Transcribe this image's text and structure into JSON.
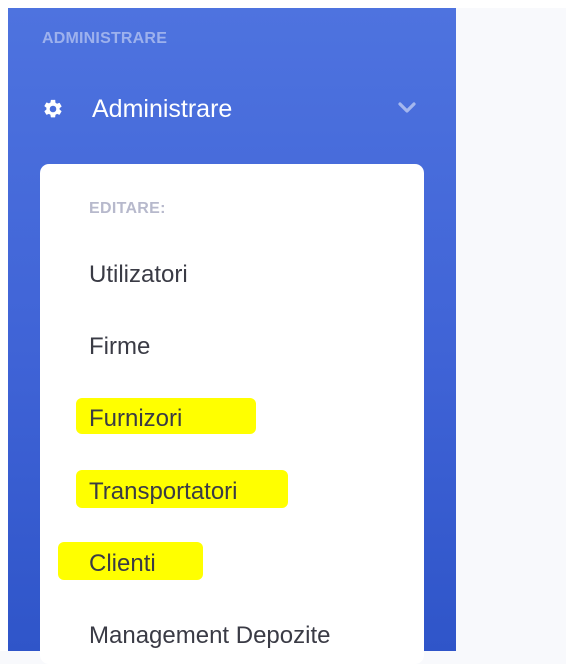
{
  "sidebar": {
    "heading": "ADMINISTRARE",
    "nav": {
      "icon": "gear-icon",
      "label": "Administrare",
      "toggle_icon": "chevron-down-icon"
    },
    "collapse": {
      "header": "EDITARE:",
      "items": [
        {
          "label": "Utilizatori",
          "highlighted": false
        },
        {
          "label": "Firme",
          "highlighted": false
        },
        {
          "label": "Furnizori",
          "highlighted": true
        },
        {
          "label": "Transportatori",
          "highlighted": true
        },
        {
          "label": "Clienti",
          "highlighted": true
        },
        {
          "label": "Management Depozite",
          "highlighted": false
        }
      ]
    }
  },
  "colors": {
    "sidebar_gradient_top": "#4e73df",
    "sidebar_gradient_bottom": "#2f55c9",
    "highlight": "#ffff00",
    "item_text": "#3a3b45",
    "header_text": "#b7b9cc"
  }
}
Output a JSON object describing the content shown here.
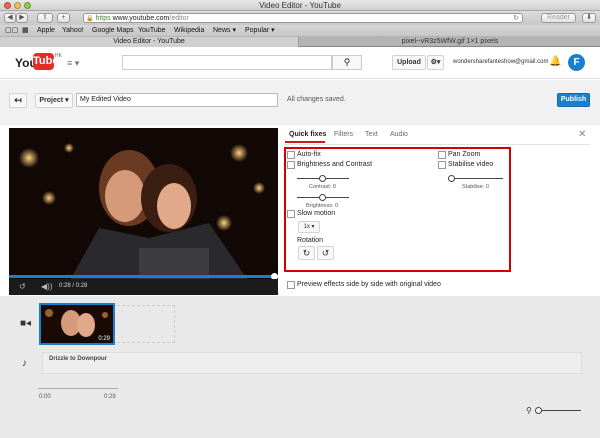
{
  "window": {
    "title": "Video Editor - YouTube"
  },
  "browser": {
    "url_scheme": "https",
    "url_domain": "www.youtube.com",
    "url_path": "/editor",
    "reader_label": "Reader",
    "bookmarks": [
      "Apple",
      "Yahoo!",
      "Google Maps",
      "YouTube",
      "Wikipedia",
      "News ▾",
      "Popular ▾"
    ],
    "tabs": [
      "Video Editor - YouTube",
      "pixel--vR3z5WfW.gif 1×1 pixels"
    ]
  },
  "header": {
    "logo_you": "You",
    "logo_tube": "Tube",
    "logo_region": "HK",
    "upload_label": "Upload",
    "account_email": "wondersharefanteshow@gmail.com",
    "avatar_letter": "F"
  },
  "editor": {
    "project_label": "Project ▾",
    "project_title": "My Edited Video",
    "save_status": "All changes saved.",
    "publish_label": "Publish"
  },
  "player": {
    "time": "0:28 / 0:28",
    "progress": 0.98
  },
  "panel": {
    "tabs": [
      "Quick fixes",
      "Filters",
      "Text",
      "Audio"
    ],
    "active_tab": "Quick fixes",
    "auto_fix": "Auto-fix",
    "brightness_contrast": "Brightness and Contrast",
    "contrast_label": "Contrast: 0",
    "brightness_label": "Brightness: 0",
    "slow_motion": "Slow motion",
    "slow_value": "1x ▾",
    "rotation": "Rotation",
    "pan_zoom": "Pan Zoom",
    "stabilise": "Stabilise video",
    "stabilise_label": "Stabilise: 0",
    "preview_label": "Preview effects side by side with original video"
  },
  "timeline": {
    "clip_time": "0:29",
    "audio_track": "Drizzle to Downpour",
    "ruler": [
      "0:00",
      "0:29"
    ]
  }
}
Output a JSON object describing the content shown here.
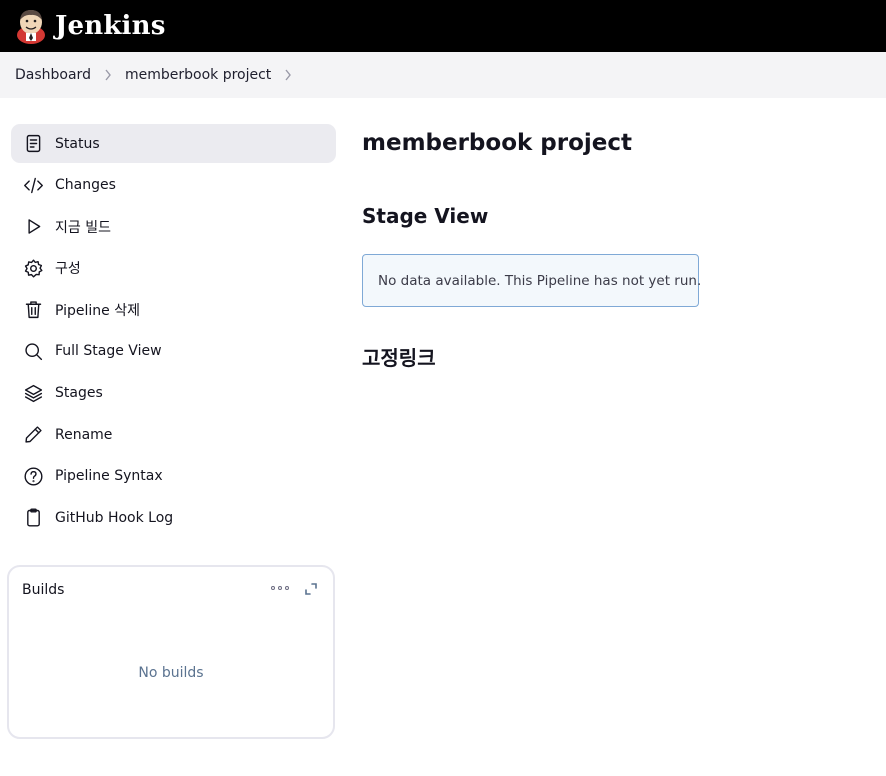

(Aim) Work out how many lines in the entries hold the string "icon". Your answer should consist solely of that number.

(Exercise answer) 2